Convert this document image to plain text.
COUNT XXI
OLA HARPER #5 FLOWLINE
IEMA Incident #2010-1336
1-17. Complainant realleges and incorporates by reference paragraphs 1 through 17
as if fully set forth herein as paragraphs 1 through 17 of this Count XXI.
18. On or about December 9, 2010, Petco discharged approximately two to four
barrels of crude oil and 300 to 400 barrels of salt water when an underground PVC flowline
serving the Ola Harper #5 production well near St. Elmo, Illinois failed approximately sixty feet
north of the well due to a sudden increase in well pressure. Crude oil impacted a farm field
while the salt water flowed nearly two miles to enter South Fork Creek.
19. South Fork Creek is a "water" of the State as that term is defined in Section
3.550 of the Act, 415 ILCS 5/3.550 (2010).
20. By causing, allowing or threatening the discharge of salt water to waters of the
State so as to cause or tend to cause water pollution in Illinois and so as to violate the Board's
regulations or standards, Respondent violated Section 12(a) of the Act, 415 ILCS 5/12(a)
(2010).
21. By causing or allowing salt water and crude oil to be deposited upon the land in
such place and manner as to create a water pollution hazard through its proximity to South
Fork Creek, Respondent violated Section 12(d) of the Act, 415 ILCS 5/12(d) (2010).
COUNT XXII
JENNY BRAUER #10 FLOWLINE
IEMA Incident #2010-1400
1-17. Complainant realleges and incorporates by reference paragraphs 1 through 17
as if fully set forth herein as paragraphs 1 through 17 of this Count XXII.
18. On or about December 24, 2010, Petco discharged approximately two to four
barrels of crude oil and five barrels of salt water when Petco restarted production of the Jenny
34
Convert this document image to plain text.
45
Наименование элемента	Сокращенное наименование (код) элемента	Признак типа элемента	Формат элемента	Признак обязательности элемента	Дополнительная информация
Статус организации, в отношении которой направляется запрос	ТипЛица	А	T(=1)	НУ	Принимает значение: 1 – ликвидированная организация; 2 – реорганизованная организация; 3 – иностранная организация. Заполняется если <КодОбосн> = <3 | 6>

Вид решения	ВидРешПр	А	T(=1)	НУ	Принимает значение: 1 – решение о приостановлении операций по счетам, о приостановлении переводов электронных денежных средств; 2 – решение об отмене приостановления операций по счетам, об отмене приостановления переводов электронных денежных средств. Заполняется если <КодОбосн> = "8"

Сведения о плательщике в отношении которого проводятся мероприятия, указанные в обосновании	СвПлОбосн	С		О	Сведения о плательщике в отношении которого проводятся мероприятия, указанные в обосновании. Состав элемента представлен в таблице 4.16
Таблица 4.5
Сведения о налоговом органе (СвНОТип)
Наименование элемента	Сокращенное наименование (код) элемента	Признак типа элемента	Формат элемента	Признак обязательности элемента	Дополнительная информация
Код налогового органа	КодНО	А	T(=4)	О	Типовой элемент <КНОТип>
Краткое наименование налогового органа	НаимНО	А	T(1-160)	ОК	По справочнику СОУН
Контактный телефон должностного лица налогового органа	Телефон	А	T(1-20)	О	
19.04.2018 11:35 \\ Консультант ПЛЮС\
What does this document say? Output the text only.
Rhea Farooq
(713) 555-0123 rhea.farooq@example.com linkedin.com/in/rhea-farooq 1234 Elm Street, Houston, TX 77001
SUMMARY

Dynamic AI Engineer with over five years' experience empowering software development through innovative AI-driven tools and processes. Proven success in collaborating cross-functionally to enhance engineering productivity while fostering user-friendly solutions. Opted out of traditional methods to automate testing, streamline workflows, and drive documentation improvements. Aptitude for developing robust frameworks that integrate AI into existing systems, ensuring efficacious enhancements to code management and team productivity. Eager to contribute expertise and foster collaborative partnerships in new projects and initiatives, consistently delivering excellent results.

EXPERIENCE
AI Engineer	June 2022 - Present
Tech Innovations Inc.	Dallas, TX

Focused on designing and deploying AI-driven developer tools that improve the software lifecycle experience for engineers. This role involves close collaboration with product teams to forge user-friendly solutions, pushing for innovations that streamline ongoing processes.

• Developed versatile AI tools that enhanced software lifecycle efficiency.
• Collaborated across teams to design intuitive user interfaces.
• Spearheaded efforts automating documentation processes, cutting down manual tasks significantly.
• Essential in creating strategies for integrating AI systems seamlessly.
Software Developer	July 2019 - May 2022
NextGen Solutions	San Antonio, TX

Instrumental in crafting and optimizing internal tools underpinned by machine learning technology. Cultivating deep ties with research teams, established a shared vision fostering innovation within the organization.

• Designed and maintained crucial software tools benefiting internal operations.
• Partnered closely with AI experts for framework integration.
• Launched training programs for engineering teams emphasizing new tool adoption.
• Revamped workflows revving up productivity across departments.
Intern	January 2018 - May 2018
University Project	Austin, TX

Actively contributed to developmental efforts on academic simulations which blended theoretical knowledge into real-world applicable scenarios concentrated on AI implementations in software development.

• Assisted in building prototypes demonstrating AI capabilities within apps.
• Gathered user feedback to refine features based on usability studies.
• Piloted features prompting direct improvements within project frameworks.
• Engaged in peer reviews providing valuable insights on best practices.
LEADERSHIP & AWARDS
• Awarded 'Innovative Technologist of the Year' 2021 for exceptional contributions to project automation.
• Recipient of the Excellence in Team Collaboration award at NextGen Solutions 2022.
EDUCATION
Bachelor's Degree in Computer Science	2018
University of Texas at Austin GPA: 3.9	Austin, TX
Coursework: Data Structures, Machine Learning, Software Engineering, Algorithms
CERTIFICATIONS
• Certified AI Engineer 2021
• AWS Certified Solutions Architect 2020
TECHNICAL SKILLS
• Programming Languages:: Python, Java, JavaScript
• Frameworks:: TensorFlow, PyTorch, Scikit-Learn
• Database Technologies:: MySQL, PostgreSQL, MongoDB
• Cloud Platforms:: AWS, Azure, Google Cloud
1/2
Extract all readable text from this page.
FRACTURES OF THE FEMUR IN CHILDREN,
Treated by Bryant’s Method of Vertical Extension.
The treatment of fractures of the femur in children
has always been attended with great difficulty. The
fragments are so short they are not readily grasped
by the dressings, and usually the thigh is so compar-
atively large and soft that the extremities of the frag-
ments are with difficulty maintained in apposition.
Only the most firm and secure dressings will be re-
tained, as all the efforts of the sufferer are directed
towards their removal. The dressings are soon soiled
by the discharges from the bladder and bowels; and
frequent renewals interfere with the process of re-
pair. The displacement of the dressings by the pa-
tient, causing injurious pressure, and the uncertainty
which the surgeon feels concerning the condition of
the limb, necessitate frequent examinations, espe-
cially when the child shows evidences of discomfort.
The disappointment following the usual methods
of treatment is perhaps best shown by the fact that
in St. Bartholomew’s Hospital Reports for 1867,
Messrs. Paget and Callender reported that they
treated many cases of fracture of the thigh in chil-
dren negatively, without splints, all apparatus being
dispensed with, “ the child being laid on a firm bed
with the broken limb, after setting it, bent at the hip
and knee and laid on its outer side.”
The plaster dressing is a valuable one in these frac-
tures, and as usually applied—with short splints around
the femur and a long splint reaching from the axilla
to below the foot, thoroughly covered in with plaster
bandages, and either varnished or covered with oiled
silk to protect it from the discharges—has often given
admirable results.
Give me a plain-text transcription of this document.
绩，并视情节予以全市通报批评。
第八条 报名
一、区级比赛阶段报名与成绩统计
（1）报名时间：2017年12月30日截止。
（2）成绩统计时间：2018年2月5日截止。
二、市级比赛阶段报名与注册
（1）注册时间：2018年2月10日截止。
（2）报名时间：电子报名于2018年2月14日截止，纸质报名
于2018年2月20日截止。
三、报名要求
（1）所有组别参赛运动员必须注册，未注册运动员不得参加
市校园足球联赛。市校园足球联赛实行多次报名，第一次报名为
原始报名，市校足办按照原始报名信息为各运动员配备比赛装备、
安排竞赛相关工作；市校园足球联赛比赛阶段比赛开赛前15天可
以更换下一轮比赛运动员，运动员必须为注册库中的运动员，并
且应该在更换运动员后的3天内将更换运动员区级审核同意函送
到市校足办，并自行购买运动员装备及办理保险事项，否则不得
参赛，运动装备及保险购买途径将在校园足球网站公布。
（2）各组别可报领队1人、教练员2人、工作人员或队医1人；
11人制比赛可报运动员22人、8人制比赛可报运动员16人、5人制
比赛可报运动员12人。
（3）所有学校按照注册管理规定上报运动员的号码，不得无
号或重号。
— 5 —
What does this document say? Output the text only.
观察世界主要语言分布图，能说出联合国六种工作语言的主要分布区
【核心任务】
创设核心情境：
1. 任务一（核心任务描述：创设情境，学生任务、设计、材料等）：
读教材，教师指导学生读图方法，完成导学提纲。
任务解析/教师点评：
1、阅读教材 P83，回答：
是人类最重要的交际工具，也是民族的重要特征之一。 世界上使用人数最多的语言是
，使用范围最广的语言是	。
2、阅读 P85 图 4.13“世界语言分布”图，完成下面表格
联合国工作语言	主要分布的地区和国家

To do:
Nothing but the lines from the line with "Give me a plain-text" to the last line of the listing above should appear; please retype them exactly, both ends included.

Task result:
Give me a plain-text transcription of this document.
绩，并视情节予以全市通报批评。
第八条 报名
一、区级比赛阶段报名与成绩统计
（1）报名时间：2017年12月30日截止。
（2）成绩统计时间：2018年2月5日截止。
二、市级比赛阶段报名与注册
（1）注册时间：2018年2月10日截止。
（2）报名时间：电子报名于2018年2月14日截止，纸质报名
于2018年2月20日截止。
三、报名要求
（1）所有组别参赛运动员必须注册，未注册运动员不得参加
市校园足球联赛。市校园足球联赛实行多次报名，第一次报名为
原始报名，市校足办按照原始报名信息为各运动员配备比赛装备、
安排竞赛相关工作；市校园足球联赛比赛阶段比赛开赛前15天可
以更换下一轮比赛运动员，运动员必须为注册库中的运动员，并
且应该在更换运动员后的3天内将更换运动员区级审核同意函送
到市校足办，并自行购买运动员装备及办理保险事项，否则不得
参赛，运动装备及保险购买途径将在校园足球网站公布。
（2）各组别可报领队1人、教练员2人、工作人员或队医1人；
11人制比赛可报运动员22人、8人制比赛可报运动员16人、5人制
比赛可报运动员12人。
（3）所有学校按照注册管理规定上报运动员的号码，不得无
号或重号。
— 5 —
What does this document say? Output the text only.
观察世界主要语言分布图，能说出联合国六种工作语言的主要分布区
【核心任务】
创设核心情境：
1. 任务一（核心任务描述：创设情境，学生任务、设计、材料等）：
读教材，教师指导学生读图方法，完成导学提纲。
任务解析/教师点评：
1、阅读教材 P83，回答：
是人类最重要的交际工具，也是民族的重要特征之一。 世界上使用人数最多的语言是
，使用范围最广的语言是	。
2、阅读 P85 图 4.13“世界语言分布”图，完成下面表格
联合国工作语言	主要分布的地区和国家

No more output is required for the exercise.